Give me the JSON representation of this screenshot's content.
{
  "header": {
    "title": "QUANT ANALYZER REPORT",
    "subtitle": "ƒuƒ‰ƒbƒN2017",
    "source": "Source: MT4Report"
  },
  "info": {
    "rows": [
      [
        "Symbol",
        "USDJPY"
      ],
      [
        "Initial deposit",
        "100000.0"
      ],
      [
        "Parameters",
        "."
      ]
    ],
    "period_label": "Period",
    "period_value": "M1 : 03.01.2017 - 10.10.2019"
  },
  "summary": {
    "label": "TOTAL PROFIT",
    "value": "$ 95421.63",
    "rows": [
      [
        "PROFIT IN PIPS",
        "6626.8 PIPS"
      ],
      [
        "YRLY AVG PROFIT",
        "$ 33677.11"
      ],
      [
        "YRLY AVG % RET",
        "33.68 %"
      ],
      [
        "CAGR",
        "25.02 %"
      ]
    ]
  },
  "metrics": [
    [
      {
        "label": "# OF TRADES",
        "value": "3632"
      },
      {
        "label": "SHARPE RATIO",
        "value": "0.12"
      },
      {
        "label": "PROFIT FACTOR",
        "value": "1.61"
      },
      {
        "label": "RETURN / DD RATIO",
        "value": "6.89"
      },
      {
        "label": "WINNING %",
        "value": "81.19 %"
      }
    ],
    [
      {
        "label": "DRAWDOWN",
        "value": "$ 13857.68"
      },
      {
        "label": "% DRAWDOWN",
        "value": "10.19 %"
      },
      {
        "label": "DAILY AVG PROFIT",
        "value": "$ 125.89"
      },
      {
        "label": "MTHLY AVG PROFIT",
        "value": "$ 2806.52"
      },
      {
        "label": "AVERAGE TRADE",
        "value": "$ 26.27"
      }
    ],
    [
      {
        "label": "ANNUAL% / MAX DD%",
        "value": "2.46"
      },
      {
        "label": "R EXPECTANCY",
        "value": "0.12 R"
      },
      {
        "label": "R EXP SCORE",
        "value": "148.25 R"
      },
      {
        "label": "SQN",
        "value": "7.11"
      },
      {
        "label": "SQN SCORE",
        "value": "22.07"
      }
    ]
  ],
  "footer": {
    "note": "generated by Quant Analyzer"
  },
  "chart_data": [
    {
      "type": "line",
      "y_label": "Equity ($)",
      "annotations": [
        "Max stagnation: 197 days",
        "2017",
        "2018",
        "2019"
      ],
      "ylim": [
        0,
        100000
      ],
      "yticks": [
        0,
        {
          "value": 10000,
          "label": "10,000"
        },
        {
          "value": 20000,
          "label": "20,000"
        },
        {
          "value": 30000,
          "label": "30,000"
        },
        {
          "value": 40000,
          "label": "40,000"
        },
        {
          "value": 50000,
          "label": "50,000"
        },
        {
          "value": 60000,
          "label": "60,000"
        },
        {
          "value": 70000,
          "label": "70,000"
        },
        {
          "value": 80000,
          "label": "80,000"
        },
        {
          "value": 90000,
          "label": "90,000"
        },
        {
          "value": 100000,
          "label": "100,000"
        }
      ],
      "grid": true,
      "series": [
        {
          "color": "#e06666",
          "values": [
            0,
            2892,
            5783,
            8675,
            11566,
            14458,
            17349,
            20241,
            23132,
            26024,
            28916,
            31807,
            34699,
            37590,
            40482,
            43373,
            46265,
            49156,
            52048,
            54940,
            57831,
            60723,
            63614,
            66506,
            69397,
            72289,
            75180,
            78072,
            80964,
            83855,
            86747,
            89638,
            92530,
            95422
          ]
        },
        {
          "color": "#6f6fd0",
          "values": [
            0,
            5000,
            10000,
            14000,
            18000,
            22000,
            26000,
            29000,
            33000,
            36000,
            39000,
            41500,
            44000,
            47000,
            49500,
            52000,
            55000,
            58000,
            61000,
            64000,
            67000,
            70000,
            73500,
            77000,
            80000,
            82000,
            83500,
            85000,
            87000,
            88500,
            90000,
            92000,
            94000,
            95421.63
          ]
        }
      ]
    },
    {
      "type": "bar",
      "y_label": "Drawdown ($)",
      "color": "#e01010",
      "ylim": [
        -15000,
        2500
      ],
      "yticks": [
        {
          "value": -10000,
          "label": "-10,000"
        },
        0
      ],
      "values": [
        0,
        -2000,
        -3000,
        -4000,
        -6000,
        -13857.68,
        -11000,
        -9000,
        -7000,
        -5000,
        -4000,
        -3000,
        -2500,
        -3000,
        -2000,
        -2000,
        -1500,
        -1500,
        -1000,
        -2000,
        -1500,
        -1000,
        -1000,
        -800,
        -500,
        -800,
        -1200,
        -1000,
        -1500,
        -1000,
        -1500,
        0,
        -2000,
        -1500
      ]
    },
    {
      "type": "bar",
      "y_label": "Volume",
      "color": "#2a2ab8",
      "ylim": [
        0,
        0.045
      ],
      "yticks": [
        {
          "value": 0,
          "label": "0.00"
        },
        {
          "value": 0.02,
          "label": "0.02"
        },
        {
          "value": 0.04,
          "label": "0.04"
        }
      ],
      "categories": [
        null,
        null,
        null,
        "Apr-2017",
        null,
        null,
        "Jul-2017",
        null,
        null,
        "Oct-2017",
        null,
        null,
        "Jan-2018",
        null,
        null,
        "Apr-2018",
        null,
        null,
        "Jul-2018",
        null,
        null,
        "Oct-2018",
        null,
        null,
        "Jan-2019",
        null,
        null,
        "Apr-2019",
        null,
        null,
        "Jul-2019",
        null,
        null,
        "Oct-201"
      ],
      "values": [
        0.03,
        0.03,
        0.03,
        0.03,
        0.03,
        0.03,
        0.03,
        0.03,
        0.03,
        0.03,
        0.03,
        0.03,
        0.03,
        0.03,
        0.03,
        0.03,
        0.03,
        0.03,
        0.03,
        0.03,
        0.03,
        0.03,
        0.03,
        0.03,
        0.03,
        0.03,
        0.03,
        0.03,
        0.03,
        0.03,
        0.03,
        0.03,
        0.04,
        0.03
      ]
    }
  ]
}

STATED GOAL: Write out the data again, exactly and in full.

THE RESULT:
Give me the JSON representation of this screenshot's content.
{
  "header": {
    "title": "QUANT ANALYZER REPORT",
    "subtitle": "ƒuƒ‰ƒbƒN2017",
    "source": "Source: MT4Report"
  },
  "info": {
    "rows": [
      [
        "Symbol",
        "USDJPY"
      ],
      [
        "Initial deposit",
        "100000.0"
      ],
      [
        "Parameters",
        "."
      ]
    ],
    "period_label": "Period",
    "period_value": "M1 : 03.01.2017 - 10.10.2019"
  },
  "summary": {
    "label": "TOTAL PROFIT",
    "value": "$ 95421.63",
    "rows": [
      [
        "PROFIT IN PIPS",
        "6626.8 PIPS"
      ],
      [
        "YRLY AVG PROFIT",
        "$ 33677.11"
      ],
      [
        "YRLY AVG % RET",
        "33.68 %"
      ],
      [
        "CAGR",
        "25.02 %"
      ]
    ]
  },
  "metrics": [
    [
      {
        "label": "# OF TRADES",
        "value": "3632"
      },
      {
        "label": "SHARPE RATIO",
        "value": "0.12"
      },
      {
        "label": "PROFIT FACTOR",
        "value": "1.61"
      },
      {
        "label": "RETURN / DD RATIO",
        "value": "6.89"
      },
      {
        "label": "WINNING %",
        "value": "81.19 %"
      }
    ],
    [
      {
        "label": "DRAWDOWN",
        "value": "$ 13857.68"
      },
      {
        "label": "% DRAWDOWN",
        "value": "10.19 %"
      },
      {
        "label": "DAILY AVG PROFIT",
        "value": "$ 125.89"
      },
      {
        "label": "MTHLY AVG PROFIT",
        "value": "$ 2806.52"
      },
      {
        "label": "AVERAGE TRADE",
        "value": "$ 26.27"
      }
    ],
    [
      {
        "label": "ANNUAL% / MAX DD%",
        "value": "2.46"
      },
      {
        "label": "R EXPECTANCY",
        "value": "0.12 R"
      },
      {
        "label": "R EXP SCORE",
        "value": "148.25 R"
      },
      {
        "label": "SQN",
        "value": "7.11"
      },
      {
        "label": "SQN SCORE",
        "value": "22.07"
      }
    ]
  ],
  "footer": {
    "note": "generated by Quant Analyzer"
  },
  "chart_data": [
    {
      "type": "line",
      "y_label": "Equity ($)",
      "annotations": [
        "Max stagnation: 197 days",
        "2017",
        "2018",
        "2019"
      ],
      "ylim": [
        0,
        100000
      ],
      "yticks": [
        0,
        {
          "value": 10000,
          "label": "10,000"
        },
        {
          "value": 20000,
          "label": "20,000"
        },
        {
          "value": 30000,
          "label": "30,000"
        },
        {
          "value": 40000,
          "label": "40,000"
        },
        {
          "value": 50000,
          "label": "50,000"
        },
        {
          "value": 60000,
          "label": "60,000"
        },
        {
          "value": 70000,
          "label": "70,000"
        },
        {
          "value": 80000,
          "label": "80,000"
        },
        {
          "value": 90000,
          "label": "90,000"
        },
        {
          "value": 100000,
          "label": "100,000"
        }
      ],
      "grid": true,
      "series": [
        {
          "color": "#e06666",
          "values": [
            0,
            2892,
            5783,
            8675,
            11566,
            14458,
            17349,
            20241,
            23132,
            26024,
            28916,
            31807,
            34699,
            37590,
            40482,
            43373,
            46265,
            49156,
            52048,
            54940,
            57831,
            60723,
            63614,
            66506,
            69397,
            72289,
            75180,
            78072,
            80964,
            83855,
            86747,
            89638,
            92530,
            95422
          ]
        },
        {
          "color": "#6f6fd0",
          "values": [
            0,
            5000,
            10000,
            14000,
            18000,
            22000,
            26000,
            29000,
            33000,
            36000,
            39000,
            41500,
            44000,
            47000,
            49500,
            52000,
            55000,
            58000,
            61000,
            64000,
            67000,
            70000,
            73500,
            77000,
            80000,
            82000,
            83500,
            85000,
            87000,
            88500,
            90000,
            92000,
            94000,
            95421.63
          ]
        }
      ]
    },
    {
      "type": "bar",
      "y_label": "Drawdown ($)",
      "color": "#e01010",
      "ylim": [
        -15000,
        2500
      ],
      "yticks": [
        {
          "value": -10000,
          "label": "-10,000"
        },
        0
      ],
      "values": [
        0,
        -2000,
        -3000,
        -4000,
        -6000,
        -13857.68,
        -11000,
        -9000,
        -7000,
        -5000,
        -4000,
        -3000,
        -2500,
        -3000,
        -2000,
        -2000,
        -1500,
        -1500,
        -1000,
        -2000,
        -1500,
        -1000,
        -1000,
        -800,
        -500,
        -800,
        -1200,
        -1000,
        -1500,
        -1000,
        -1500,
        0,
        -2000,
        -1500
      ]
    },
    {
      "type": "bar",
      "y_label": "Volume",
      "color": "#2a2ab8",
      "ylim": [
        0,
        0.045
      ],
      "yticks": [
        {
          "value": 0,
          "label": "0.00"
        },
        {
          "value": 0.02,
          "label": "0.02"
        },
        {
          "value": 0.04,
          "label": "0.04"
        }
      ],
      "categories": [
        null,
        null,
        null,
        "Apr-2017",
        null,
        null,
        "Jul-2017",
        null,
        null,
        "Oct-2017",
        null,
        null,
        "Jan-2018",
        null,
        null,
        "Apr-2018",
        null,
        null,
        "Jul-2018",
        null,
        null,
        "Oct-2018",
        null,
        null,
        "Jan-2019",
        null,
        null,
        "Apr-2019",
        null,
        null,
        "Jul-2019",
        null,
        null,
        "Oct-201"
      ],
      "values": [
        0.03,
        0.03,
        0.03,
        0.03,
        0.03,
        0.03,
        0.03,
        0.03,
        0.03,
        0.03,
        0.03,
        0.03,
        0.03,
        0.03,
        0.03,
        0.03,
        0.03,
        0.03,
        0.03,
        0.03,
        0.03,
        0.03,
        0.03,
        0.03,
        0.03,
        0.03,
        0.03,
        0.03,
        0.03,
        0.03,
        0.03,
        0.03,
        0.04,
        0.03
      ]
    }
  ]
}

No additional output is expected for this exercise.